Entries taken from a collection:
◆ ◆ ◆

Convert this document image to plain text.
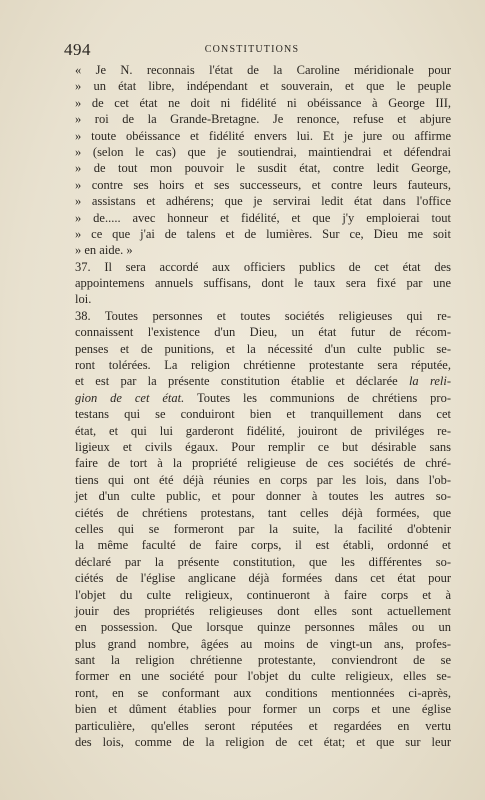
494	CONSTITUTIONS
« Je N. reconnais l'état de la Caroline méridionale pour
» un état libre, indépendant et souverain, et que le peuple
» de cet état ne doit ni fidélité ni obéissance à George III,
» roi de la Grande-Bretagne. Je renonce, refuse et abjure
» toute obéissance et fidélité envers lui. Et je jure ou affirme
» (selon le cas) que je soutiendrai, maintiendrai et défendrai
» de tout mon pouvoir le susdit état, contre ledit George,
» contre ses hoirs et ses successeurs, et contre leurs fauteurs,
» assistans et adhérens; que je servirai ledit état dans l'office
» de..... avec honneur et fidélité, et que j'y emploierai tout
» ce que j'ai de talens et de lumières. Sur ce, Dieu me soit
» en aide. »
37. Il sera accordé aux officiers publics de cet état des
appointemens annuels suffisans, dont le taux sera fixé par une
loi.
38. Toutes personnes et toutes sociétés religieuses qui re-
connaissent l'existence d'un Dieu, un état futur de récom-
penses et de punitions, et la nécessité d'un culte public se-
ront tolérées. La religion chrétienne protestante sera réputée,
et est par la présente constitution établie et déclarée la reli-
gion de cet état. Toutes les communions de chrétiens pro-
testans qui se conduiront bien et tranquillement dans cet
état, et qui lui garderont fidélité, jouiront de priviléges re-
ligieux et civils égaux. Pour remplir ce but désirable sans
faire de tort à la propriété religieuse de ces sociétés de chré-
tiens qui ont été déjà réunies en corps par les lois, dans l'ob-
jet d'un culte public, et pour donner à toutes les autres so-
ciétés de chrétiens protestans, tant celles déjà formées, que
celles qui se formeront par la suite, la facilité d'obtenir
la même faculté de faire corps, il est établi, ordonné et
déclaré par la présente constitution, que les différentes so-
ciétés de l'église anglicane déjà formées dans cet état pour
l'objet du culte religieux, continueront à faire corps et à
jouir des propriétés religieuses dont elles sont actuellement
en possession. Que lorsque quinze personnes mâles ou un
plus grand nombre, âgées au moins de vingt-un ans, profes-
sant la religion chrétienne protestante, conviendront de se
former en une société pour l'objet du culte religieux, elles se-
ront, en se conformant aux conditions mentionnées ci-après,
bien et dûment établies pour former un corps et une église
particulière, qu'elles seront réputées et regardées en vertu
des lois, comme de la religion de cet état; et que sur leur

◆ ◆ ◆

> **STATED EXERCISE**
Of all the lines above, how many contain the word "religieux"? Give the number and nothing else.

> **ANSWER TO THIS TASK**
2